- DIRECTIONS FOR THIS TASK:
Print the records below word for word, but leave out the pictures.

# # # # # # #

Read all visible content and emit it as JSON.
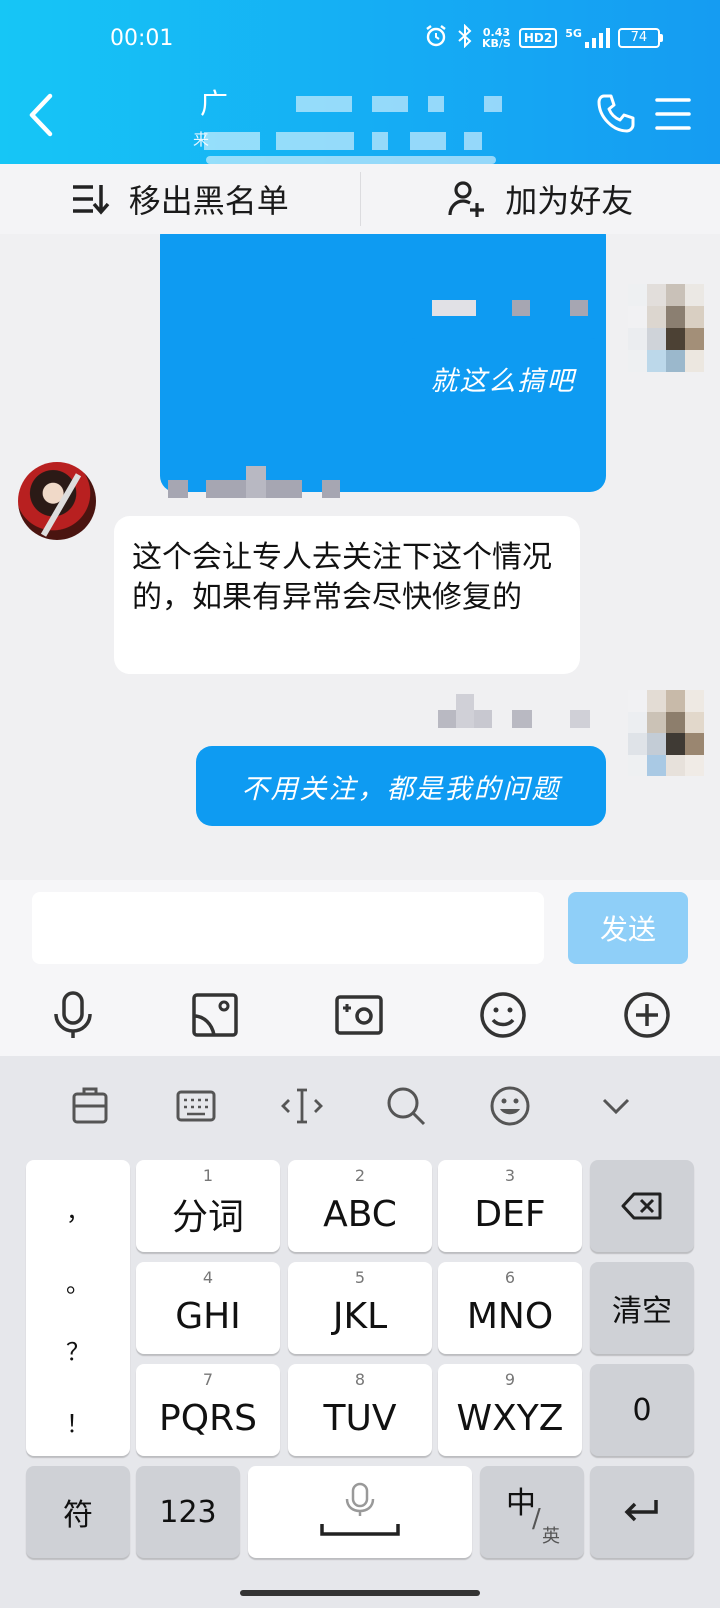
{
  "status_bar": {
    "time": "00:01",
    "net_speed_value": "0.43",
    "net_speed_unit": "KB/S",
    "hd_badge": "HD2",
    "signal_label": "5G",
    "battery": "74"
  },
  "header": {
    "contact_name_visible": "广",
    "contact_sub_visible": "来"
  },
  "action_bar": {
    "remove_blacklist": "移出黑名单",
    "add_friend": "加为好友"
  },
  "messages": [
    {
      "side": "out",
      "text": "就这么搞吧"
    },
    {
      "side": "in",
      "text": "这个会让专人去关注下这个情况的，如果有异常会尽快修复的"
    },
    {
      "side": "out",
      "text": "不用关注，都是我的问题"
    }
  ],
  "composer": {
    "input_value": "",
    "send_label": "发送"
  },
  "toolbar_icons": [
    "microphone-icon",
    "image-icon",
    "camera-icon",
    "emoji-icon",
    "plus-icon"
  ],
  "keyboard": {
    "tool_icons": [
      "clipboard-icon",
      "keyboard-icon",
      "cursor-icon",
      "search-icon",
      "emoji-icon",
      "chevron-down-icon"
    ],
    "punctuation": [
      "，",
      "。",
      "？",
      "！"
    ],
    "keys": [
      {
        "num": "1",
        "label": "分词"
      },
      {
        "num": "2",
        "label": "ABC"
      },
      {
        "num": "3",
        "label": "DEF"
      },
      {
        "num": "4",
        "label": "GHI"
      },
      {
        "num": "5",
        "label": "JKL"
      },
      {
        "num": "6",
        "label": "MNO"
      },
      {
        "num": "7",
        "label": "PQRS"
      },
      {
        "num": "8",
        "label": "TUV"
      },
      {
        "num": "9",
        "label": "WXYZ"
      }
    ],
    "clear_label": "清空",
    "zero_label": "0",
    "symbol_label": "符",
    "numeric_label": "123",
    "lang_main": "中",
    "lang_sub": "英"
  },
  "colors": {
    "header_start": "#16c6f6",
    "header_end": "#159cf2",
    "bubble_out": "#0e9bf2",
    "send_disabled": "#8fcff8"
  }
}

# # # # # # #

- THE COMPLETED TASK:
Read all visible content and emit it as JSON.
{
  "status_bar": {
    "time": "00:01",
    "net_speed_value": "0.43",
    "net_speed_unit": "KB/S",
    "hd_badge": "HD2",
    "signal_label": "5G",
    "battery": "74"
  },
  "header": {
    "contact_name_visible": "广",
    "contact_sub_visible": "来"
  },
  "action_bar": {
    "remove_blacklist": "移出黑名单",
    "add_friend": "加为好友"
  },
  "messages": [
    {
      "side": "out",
      "text": "就这么搞吧"
    },
    {
      "side": "in",
      "text": "这个会让专人去关注下这个情况的，如果有异常会尽快修复的"
    },
    {
      "side": "out",
      "text": "不用关注，都是我的问题"
    }
  ],
  "composer": {
    "input_value": "",
    "send_label": "发送"
  },
  "toolbar_icons": [
    "microphone-icon",
    "image-icon",
    "camera-icon",
    "emoji-icon",
    "plus-icon"
  ],
  "keyboard": {
    "tool_icons": [
      "clipboard-icon",
      "keyboard-icon",
      "cursor-icon",
      "search-icon",
      "emoji-icon",
      "chevron-down-icon"
    ],
    "punctuation": [
      "，",
      "。",
      "？",
      "！"
    ],
    "keys": [
      {
        "num": "1",
        "label": "分词"
      },
      {
        "num": "2",
        "label": "ABC"
      },
      {
        "num": "3",
        "label": "DEF"
      },
      {
        "num": "4",
        "label": "GHI"
      },
      {
        "num": "5",
        "label": "JKL"
      },
      {
        "num": "6",
        "label": "MNO"
      },
      {
        "num": "7",
        "label": "PQRS"
      },
      {
        "num": "8",
        "label": "TUV"
      },
      {
        "num": "9",
        "label": "WXYZ"
      }
    ],
    "clear_label": "清空",
    "zero_label": "0",
    "symbol_label": "符",
    "numeric_label": "123",
    "lang_main": "中",
    "lang_sub": "英"
  },
  "colors": {
    "header_start": "#16c6f6",
    "header_end": "#159cf2",
    "bubble_out": "#0e9bf2",
    "send_disabled": "#8fcff8"
  }
}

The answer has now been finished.